start

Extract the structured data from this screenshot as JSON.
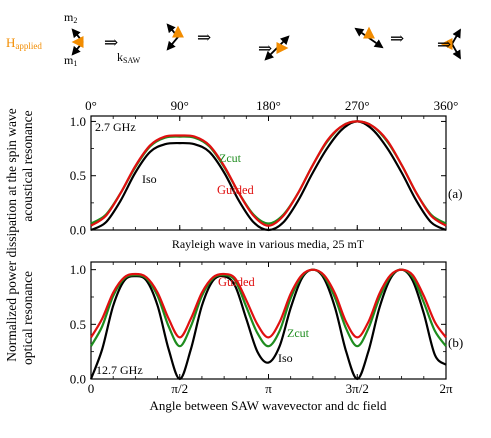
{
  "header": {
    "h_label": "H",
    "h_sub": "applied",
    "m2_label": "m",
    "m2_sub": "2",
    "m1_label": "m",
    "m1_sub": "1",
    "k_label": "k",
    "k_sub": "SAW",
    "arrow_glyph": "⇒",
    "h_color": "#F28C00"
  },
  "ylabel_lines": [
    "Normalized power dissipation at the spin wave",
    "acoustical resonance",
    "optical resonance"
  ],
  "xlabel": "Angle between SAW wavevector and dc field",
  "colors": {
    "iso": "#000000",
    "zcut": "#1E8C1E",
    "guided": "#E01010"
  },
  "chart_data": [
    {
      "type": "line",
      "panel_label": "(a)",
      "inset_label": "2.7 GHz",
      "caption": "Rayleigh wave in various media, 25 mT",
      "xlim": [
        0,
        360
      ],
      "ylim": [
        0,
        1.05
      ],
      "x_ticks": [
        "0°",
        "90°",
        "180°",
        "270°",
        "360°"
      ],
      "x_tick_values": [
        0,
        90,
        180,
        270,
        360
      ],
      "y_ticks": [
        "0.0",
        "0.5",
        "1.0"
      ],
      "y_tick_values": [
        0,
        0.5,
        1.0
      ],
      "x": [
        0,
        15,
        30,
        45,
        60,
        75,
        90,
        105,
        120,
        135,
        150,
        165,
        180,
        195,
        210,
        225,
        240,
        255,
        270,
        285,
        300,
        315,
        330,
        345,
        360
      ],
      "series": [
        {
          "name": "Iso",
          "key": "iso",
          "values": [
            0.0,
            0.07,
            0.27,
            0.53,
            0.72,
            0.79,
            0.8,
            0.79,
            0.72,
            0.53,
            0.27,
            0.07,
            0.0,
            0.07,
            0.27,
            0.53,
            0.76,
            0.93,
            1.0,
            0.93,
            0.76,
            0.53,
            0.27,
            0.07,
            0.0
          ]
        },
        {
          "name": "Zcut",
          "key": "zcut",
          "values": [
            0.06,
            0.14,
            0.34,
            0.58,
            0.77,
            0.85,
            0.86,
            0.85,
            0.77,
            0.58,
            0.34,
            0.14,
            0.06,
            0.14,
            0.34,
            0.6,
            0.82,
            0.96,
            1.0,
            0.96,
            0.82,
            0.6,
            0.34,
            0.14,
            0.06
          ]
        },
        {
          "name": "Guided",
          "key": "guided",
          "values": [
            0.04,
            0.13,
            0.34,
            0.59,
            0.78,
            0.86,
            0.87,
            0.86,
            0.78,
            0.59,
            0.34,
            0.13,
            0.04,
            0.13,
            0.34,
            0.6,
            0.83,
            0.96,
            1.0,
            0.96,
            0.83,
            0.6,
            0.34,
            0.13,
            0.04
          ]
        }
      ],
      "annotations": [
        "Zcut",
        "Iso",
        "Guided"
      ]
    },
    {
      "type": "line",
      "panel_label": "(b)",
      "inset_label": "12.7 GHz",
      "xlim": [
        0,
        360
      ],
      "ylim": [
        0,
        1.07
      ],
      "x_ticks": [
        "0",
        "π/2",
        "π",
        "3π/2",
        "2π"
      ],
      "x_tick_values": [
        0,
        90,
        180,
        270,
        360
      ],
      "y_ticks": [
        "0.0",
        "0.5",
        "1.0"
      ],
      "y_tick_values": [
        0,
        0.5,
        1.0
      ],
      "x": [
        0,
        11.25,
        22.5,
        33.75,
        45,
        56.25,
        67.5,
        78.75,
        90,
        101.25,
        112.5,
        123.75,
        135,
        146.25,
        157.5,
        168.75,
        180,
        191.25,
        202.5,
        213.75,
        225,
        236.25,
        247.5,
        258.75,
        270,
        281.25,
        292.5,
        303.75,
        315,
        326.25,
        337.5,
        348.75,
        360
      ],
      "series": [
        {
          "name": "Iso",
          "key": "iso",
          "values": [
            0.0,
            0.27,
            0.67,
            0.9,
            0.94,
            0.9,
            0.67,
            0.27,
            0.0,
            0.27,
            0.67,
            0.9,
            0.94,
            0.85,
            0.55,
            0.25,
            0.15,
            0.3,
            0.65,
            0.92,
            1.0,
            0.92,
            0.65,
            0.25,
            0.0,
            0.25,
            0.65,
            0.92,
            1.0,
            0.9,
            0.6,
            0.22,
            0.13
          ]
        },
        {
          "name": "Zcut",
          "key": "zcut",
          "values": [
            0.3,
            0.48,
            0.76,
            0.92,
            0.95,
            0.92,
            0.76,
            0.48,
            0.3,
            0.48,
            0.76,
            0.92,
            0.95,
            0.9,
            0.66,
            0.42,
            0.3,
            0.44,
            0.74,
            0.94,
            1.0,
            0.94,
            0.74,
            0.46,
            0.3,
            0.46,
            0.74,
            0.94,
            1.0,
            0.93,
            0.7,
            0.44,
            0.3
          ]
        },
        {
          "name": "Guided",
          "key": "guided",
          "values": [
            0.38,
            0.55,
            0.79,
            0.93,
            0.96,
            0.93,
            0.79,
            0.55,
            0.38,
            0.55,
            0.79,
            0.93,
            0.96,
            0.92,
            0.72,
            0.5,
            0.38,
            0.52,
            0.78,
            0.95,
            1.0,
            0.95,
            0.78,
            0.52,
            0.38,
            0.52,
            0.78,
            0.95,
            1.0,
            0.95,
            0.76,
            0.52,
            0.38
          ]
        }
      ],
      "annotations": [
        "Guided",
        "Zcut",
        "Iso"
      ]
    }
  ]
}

end

STATED EXERCISE
Set down every record once more, word for word, without pictures.

EXERCISE RESPONSE
Extract the structured data from this screenshot as JSON.
{
  "header": {
    "h_label": "H",
    "h_sub": "applied",
    "m2_label": "m",
    "m2_sub": "2",
    "m1_label": "m",
    "m1_sub": "1",
    "k_label": "k",
    "k_sub": "SAW",
    "arrow_glyph": "⇒",
    "h_color": "#F28C00"
  },
  "ylabel_lines": [
    "Normalized power dissipation at the spin wave",
    "acoustical resonance",
    "optical resonance"
  ],
  "xlabel": "Angle between SAW wavevector and dc field",
  "colors": {
    "iso": "#000000",
    "zcut": "#1E8C1E",
    "guided": "#E01010"
  },
  "chart_data": [
    {
      "type": "line",
      "panel_label": "(a)",
      "inset_label": "2.7 GHz",
      "caption": "Rayleigh wave in various media, 25 mT",
      "xlim": [
        0,
        360
      ],
      "ylim": [
        0,
        1.05
      ],
      "x_ticks": [
        "0°",
        "90°",
        "180°",
        "270°",
        "360°"
      ],
      "x_tick_values": [
        0,
        90,
        180,
        270,
        360
      ],
      "y_ticks": [
        "0.0",
        "0.5",
        "1.0"
      ],
      "y_tick_values": [
        0,
        0.5,
        1.0
      ],
      "x": [
        0,
        15,
        30,
        45,
        60,
        75,
        90,
        105,
        120,
        135,
        150,
        165,
        180,
        195,
        210,
        225,
        240,
        255,
        270,
        285,
        300,
        315,
        330,
        345,
        360
      ],
      "series": [
        {
          "name": "Iso",
          "key": "iso",
          "values": [
            0.0,
            0.07,
            0.27,
            0.53,
            0.72,
            0.79,
            0.8,
            0.79,
            0.72,
            0.53,
            0.27,
            0.07,
            0.0,
            0.07,
            0.27,
            0.53,
            0.76,
            0.93,
            1.0,
            0.93,
            0.76,
            0.53,
            0.27,
            0.07,
            0.0
          ]
        },
        {
          "name": "Zcut",
          "key": "zcut",
          "values": [
            0.06,
            0.14,
            0.34,
            0.58,
            0.77,
            0.85,
            0.86,
            0.85,
            0.77,
            0.58,
            0.34,
            0.14,
            0.06,
            0.14,
            0.34,
            0.6,
            0.82,
            0.96,
            1.0,
            0.96,
            0.82,
            0.6,
            0.34,
            0.14,
            0.06
          ]
        },
        {
          "name": "Guided",
          "key": "guided",
          "values": [
            0.04,
            0.13,
            0.34,
            0.59,
            0.78,
            0.86,
            0.87,
            0.86,
            0.78,
            0.59,
            0.34,
            0.13,
            0.04,
            0.13,
            0.34,
            0.6,
            0.83,
            0.96,
            1.0,
            0.96,
            0.83,
            0.6,
            0.34,
            0.13,
            0.04
          ]
        }
      ],
      "annotations": [
        "Zcut",
        "Iso",
        "Guided"
      ]
    },
    {
      "type": "line",
      "panel_label": "(b)",
      "inset_label": "12.7 GHz",
      "xlim": [
        0,
        360
      ],
      "ylim": [
        0,
        1.07
      ],
      "x_ticks": [
        "0",
        "π/2",
        "π",
        "3π/2",
        "2π"
      ],
      "x_tick_values": [
        0,
        90,
        180,
        270,
        360
      ],
      "y_ticks": [
        "0.0",
        "0.5",
        "1.0"
      ],
      "y_tick_values": [
        0,
        0.5,
        1.0
      ],
      "x": [
        0,
        11.25,
        22.5,
        33.75,
        45,
        56.25,
        67.5,
        78.75,
        90,
        101.25,
        112.5,
        123.75,
        135,
        146.25,
        157.5,
        168.75,
        180,
        191.25,
        202.5,
        213.75,
        225,
        236.25,
        247.5,
        258.75,
        270,
        281.25,
        292.5,
        303.75,
        315,
        326.25,
        337.5,
        348.75,
        360
      ],
      "series": [
        {
          "name": "Iso",
          "key": "iso",
          "values": [
            0.0,
            0.27,
            0.67,
            0.9,
            0.94,
            0.9,
            0.67,
            0.27,
            0.0,
            0.27,
            0.67,
            0.9,
            0.94,
            0.85,
            0.55,
            0.25,
            0.15,
            0.3,
            0.65,
            0.92,
            1.0,
            0.92,
            0.65,
            0.25,
            0.0,
            0.25,
            0.65,
            0.92,
            1.0,
            0.9,
            0.6,
            0.22,
            0.13
          ]
        },
        {
          "name": "Zcut",
          "key": "zcut",
          "values": [
            0.3,
            0.48,
            0.76,
            0.92,
            0.95,
            0.92,
            0.76,
            0.48,
            0.3,
            0.48,
            0.76,
            0.92,
            0.95,
            0.9,
            0.66,
            0.42,
            0.3,
            0.44,
            0.74,
            0.94,
            1.0,
            0.94,
            0.74,
            0.46,
            0.3,
            0.46,
            0.74,
            0.94,
            1.0,
            0.93,
            0.7,
            0.44,
            0.3
          ]
        },
        {
          "name": "Guided",
          "key": "guided",
          "values": [
            0.38,
            0.55,
            0.79,
            0.93,
            0.96,
            0.93,
            0.79,
            0.55,
            0.38,
            0.55,
            0.79,
            0.93,
            0.96,
            0.92,
            0.72,
            0.5,
            0.38,
            0.52,
            0.78,
            0.95,
            1.0,
            0.95,
            0.78,
            0.52,
            0.38,
            0.52,
            0.78,
            0.95,
            1.0,
            0.95,
            0.76,
            0.52,
            0.38
          ]
        }
      ],
      "annotations": [
        "Guided",
        "Zcut",
        "Iso"
      ]
    }
  ]
}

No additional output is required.